• Requirement
Retype each entry below exactly as it stands.

• Data supplied
-.-.-

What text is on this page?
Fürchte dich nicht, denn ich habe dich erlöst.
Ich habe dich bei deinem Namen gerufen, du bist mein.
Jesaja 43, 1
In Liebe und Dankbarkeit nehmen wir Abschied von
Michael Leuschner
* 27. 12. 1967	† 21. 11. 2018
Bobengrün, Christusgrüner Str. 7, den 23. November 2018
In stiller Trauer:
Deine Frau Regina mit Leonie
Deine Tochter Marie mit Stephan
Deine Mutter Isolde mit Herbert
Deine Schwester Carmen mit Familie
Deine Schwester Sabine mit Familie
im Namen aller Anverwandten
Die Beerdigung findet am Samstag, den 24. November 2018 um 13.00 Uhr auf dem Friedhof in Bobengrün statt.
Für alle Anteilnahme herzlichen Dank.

-.-.-

• Correct response
What text is on this page?
Fürchte dich nicht, denn ich habe dich erlöst.
Ich habe dich bei deinem Namen gerufen, du bist mein.
Jesaja 43, 1
In Liebe und Dankbarkeit nehmen wir Abschied von
Michael Leuschner
* 27. 12. 1967	† 21. 11. 2018
Bobengrün, Christusgrüner Str. 7, den 23. November 2018
In stiller Trauer:
Deine Frau Regina mit Leonie
Deine Tochter Marie mit Stephan
Deine Mutter Isolde mit Herbert
Deine Schwester Carmen mit Familie
Deine Schwester Sabine mit Familie
im Namen aller Anverwandten
Die Beerdigung findet am Samstag, den 24. November 2018 um 13.00 Uhr auf dem Friedhof in Bobengrün statt.
Für alle Anteilnahme herzlichen Dank.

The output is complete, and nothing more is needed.